**REQUIRED TASK**
Print the records again, character for character.

**EXTRACTED RECORDS**
[START]

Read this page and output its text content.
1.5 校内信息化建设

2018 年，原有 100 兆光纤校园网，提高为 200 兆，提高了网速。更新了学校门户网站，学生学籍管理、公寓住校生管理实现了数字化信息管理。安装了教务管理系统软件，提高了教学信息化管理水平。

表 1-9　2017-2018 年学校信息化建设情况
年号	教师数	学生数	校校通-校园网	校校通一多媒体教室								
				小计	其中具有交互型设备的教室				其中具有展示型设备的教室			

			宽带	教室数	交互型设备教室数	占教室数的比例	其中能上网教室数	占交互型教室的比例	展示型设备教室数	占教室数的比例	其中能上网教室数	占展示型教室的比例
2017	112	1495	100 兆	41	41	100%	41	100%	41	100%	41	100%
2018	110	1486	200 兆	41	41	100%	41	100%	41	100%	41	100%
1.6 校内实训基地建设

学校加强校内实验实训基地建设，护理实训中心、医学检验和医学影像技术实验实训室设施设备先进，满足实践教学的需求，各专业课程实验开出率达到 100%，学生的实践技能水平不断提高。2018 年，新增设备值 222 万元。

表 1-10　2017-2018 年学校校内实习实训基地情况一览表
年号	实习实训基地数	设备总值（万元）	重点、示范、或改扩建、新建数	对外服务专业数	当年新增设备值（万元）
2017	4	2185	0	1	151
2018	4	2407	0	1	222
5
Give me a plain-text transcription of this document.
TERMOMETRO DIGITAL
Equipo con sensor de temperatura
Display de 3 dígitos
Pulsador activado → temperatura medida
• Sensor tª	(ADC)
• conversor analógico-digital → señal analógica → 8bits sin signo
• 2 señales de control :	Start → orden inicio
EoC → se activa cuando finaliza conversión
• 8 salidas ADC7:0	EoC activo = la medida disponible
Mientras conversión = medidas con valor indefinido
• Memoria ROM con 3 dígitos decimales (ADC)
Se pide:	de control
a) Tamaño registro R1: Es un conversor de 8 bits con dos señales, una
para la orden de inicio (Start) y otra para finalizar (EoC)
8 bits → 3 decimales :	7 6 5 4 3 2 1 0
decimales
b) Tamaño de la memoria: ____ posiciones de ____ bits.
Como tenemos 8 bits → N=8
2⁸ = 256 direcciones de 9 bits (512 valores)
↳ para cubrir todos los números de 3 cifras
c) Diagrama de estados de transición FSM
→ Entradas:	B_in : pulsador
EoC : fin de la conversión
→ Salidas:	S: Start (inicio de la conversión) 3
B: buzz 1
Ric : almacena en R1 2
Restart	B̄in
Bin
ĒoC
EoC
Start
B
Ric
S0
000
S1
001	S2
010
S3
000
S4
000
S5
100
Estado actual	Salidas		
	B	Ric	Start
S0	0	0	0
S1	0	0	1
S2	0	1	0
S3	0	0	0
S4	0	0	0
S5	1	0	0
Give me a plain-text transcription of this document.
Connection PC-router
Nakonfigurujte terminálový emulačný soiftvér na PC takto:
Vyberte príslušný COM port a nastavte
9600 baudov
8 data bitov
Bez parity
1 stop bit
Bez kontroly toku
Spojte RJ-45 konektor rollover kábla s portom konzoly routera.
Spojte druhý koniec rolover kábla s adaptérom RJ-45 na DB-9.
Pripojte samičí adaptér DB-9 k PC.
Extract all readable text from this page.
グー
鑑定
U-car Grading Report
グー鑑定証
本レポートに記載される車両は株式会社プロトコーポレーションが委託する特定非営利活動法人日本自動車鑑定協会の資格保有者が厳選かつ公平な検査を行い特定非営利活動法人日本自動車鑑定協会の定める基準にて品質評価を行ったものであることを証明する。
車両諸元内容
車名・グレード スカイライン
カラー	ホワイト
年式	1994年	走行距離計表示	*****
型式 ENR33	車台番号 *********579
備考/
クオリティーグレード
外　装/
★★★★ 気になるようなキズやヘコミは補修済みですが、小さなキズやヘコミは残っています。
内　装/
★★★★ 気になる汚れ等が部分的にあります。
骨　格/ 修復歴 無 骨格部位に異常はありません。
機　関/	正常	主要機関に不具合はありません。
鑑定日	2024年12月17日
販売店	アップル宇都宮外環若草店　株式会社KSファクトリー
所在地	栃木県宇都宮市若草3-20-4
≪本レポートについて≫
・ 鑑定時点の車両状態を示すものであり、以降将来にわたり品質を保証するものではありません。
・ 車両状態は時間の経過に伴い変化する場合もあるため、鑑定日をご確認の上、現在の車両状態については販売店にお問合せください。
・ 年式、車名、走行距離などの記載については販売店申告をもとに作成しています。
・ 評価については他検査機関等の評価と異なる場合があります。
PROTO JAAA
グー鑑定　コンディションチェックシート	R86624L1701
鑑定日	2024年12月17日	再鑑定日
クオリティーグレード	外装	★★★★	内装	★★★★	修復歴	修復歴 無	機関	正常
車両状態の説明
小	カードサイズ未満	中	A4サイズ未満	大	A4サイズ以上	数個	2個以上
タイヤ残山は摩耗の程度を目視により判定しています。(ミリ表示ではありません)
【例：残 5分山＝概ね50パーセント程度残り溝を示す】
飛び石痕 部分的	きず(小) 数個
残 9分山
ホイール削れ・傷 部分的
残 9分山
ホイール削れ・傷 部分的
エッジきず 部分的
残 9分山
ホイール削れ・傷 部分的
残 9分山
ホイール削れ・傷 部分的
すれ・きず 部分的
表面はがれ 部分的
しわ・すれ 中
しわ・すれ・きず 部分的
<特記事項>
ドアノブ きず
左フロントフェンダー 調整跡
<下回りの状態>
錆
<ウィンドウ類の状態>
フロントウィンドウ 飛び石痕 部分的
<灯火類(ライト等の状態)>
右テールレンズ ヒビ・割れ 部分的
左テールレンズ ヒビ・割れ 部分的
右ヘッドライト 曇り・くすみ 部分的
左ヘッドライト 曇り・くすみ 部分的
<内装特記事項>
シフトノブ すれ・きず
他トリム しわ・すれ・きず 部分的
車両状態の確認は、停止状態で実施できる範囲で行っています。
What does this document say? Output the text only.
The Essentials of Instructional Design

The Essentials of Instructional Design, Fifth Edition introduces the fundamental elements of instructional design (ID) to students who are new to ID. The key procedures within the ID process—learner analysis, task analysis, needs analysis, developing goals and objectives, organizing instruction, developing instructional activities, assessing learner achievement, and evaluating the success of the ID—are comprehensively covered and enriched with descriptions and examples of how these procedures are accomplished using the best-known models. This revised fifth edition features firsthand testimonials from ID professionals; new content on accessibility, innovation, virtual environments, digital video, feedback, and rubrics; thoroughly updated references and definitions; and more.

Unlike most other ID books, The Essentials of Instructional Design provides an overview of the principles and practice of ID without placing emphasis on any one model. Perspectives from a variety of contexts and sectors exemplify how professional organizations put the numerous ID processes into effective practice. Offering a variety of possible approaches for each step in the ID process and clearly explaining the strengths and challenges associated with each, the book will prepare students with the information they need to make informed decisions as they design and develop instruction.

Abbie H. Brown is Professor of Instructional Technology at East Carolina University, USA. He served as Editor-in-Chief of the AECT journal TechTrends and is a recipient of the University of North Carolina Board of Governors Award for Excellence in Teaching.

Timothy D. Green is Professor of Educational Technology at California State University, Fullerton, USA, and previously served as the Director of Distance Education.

[END]

**TASK RESULT**
Read this page and output its text content.
1.5 校内信息化建设

2018 年，原有 100 兆光纤校园网，提高为 200 兆，提高了网速。更新了学校门户网站，学生学籍管理、公寓住校生管理实现了数字化信息管理。安装了教务管理系统软件，提高了教学信息化管理水平。

表 1-9　2017-2018 年学校信息化建设情况
年号	教师数	学生数	校校通-校园网	校校通一多媒体教室								
				小计	其中具有交互型设备的教室				其中具有展示型设备的教室			

			宽带	教室数	交互型设备教室数	占教室数的比例	其中能上网教室数	占交互型教室的比例	展示型设备教室数	占教室数的比例	其中能上网教室数	占展示型教室的比例
2017	112	1495	100 兆	41	41	100%	41	100%	41	100%	41	100%
2018	110	1486	200 兆	41	41	100%	41	100%	41	100%	41	100%
1.6 校内实训基地建设

学校加强校内实验实训基地建设，护理实训中心、医学检验和医学影像技术实验实训室设施设备先进，满足实践教学的需求，各专业课程实验开出率达到 100%，学生的实践技能水平不断提高。2018 年，新增设备值 222 万元。

表 1-10　2017-2018 年学校校内实习实训基地情况一览表
年号	实习实训基地数	设备总值（万元）	重点、示范、或改扩建、新建数	对外服务专业数	当年新增设备值（万元）
2017	4	2185	0	1	151
2018	4	2407	0	1	222
5
Give me a plain-text transcription of this document.
TERMOMETRO DIGITAL
Equipo con sensor de temperatura
Display de 3 dígitos
Pulsador activado → temperatura medida
• Sensor tª	(ADC)
• conversor analógico-digital → señal analógica → 8bits sin signo
• 2 señales de control :	Start → orden inicio
EoC → se activa cuando finaliza conversión
• 8 salidas ADC7:0	EoC activo = la medida disponible
Mientras conversión = medidas con valor indefinido
• Memoria ROM con 3 dígitos decimales (ADC)
Se pide:	de control
a) Tamaño registro R1: Es un conversor de 8 bits con dos señales, una
para la orden de inicio (Start) y otra para finalizar (EoC)
8 bits → 3 decimales :	7 6 5 4 3 2 1 0
decimales
b) Tamaño de la memoria: ____ posiciones de ____ bits.
Como tenemos 8 bits → N=8
2⁸ = 256 direcciones de 9 bits (512 valores)
↳ para cubrir todos los números de 3 cifras
c) Diagrama de estados de transición FSM
→ Entradas:	B_in : pulsador
EoC : fin de la conversión
→ Salidas:	S: Start (inicio de la conversión) 3
B: buzz 1
Ric : almacena en R1 2
Restart	B̄in
Bin
ĒoC
EoC
Start
B
Ric
S0
000
S1
001	S2
010
S3
000
S4
000
S5
100
Estado actual	Salidas		
	B	Ric	Start
S0	0	0	0
S1	0	0	1
S2	0	1	0
S3	0	0	0
S4	0	0	0
S5	1	0	0
Give me a plain-text transcription of this document.
Connection PC-router
Nakonfigurujte terminálový emulačný soiftvér na PC takto:
Vyberte príslušný COM port a nastavte
9600 baudov
8 data bitov
Bez parity
1 stop bit
Bez kontroly toku
Spojte RJ-45 konektor rollover kábla s portom konzoly routera.
Spojte druhý koniec rolover kábla s adaptérom RJ-45 na DB-9.
Pripojte samičí adaptér DB-9 k PC.
Extract all readable text from this page.
グー
鑑定
U-car Grading Report
グー鑑定証
本レポートに記載される車両は株式会社プロトコーポレーションが委託する特定非営利活動法人日本自動車鑑定協会の資格保有者が厳選かつ公平な検査を行い特定非営利活動法人日本自動車鑑定協会の定める基準にて品質評価を行ったものであることを証明する。
車両諸元内容
車名・グレード スカイライン
カラー	ホワイト
年式	1994年	走行距離計表示	*****
型式 ENR33	車台番号 *********579
備考/
クオリティーグレード
外　装/
★★★★ 気になるようなキズやヘコミは補修済みですが、小さなキズやヘコミは残っています。
内　装/
★★★★ 気になる汚れ等が部分的にあります。
骨　格/ 修復歴 無 骨格部位に異常はありません。
機　関/	正常	主要機関に不具合はありません。
鑑定日	2024年12月17日
販売店	アップル宇都宮外環若草店　株式会社KSファクトリー
所在地	栃木県宇都宮市若草3-20-4
≪本レポートについて≫
・ 鑑定時点の車両状態を示すものであり、以降将来にわたり品質を保証するものではありません。
・ 車両状態は時間の経過に伴い変化する場合もあるため、鑑定日をご確認の上、現在の車両状態については販売店にお問合せください。
・ 年式、車名、走行距離などの記載については販売店申告をもとに作成しています。
・ 評価については他検査機関等の評価と異なる場合があります。
PROTO JAAA
グー鑑定　コンディションチェックシート	R86624L1701
鑑定日	2024年12月17日	再鑑定日
クオリティーグレード	外装	★★★★	内装	★★★★	修復歴	修復歴 無	機関	正常
車両状態の説明
小	カードサイズ未満	中	A4サイズ未満	大	A4サイズ以上	数個	2個以上
タイヤ残山は摩耗の程度を目視により判定しています。(ミリ表示ではありません)
【例：残 5分山＝概ね50パーセント程度残り溝を示す】
飛び石痕 部分的	きず(小) 数個
残 9分山
ホイール削れ・傷 部分的
残 9分山
ホイール削れ・傷 部分的
エッジきず 部分的
残 9分山
ホイール削れ・傷 部分的
残 9分山
ホイール削れ・傷 部分的
すれ・きず 部分的
表面はがれ 部分的
しわ・すれ 中
しわ・すれ・きず 部分的
<特記事項>
ドアノブ きず
左フロントフェンダー 調整跡
<下回りの状態>
錆
<ウィンドウ類の状態>
フロントウィンドウ 飛び石痕 部分的
<灯火類(ライト等の状態)>
右テールレンズ ヒビ・割れ 部分的
左テールレンズ ヒビ・割れ 部分的
右ヘッドライト 曇り・くすみ 部分的
左ヘッドライト 曇り・くすみ 部分的
<内装特記事項>
シフトノブ すれ・きず
他トリム しわ・すれ・きず 部分的
車両状態の確認は、停止状態で実施できる範囲で行っています。
What does this document say? Output the text only.
The Essentials of Instructional Design

The Essentials of Instructional Design, Fifth Edition introduces the fundamental elements of instructional design (ID) to students who are new to ID. The key procedures within the ID process—learner analysis, task analysis, needs analysis, developing goals and objectives, organizing instruction, developing instructional activities, assessing learner achievement, and evaluating the success of the ID—are comprehensively covered and enriched with descriptions and examples of how these procedures are accomplished using the best-known models. This revised fifth edition features firsthand testimonials from ID professionals; new content on accessibility, innovation, virtual environments, digital video, feedback, and rubrics; thoroughly updated references and definitions; and more.

Unlike most other ID books, The Essentials of Instructional Design provides an overview of the principles and practice of ID without placing emphasis on any one model. Perspectives from a variety of contexts and sectors exemplify how professional organizations put the numerous ID processes into effective practice. Offering a variety of possible approaches for each step in the ID process and clearly explaining the strengths and challenges associated with each, the book will prepare students with the information they need to make informed decisions as they design and develop instruction.

Abbie H. Brown is Professor of Instructional Technology at East Carolina University, USA. He served as Editor-in-Chief of the AECT journal TechTrends and is a recipient of the University of North Carolina Board of Governors Award for Excellence in Teaching.

Timothy D. Green is Professor of Educational Technology at California State University, Fullerton, USA, and previously served as the Director of Distance Education.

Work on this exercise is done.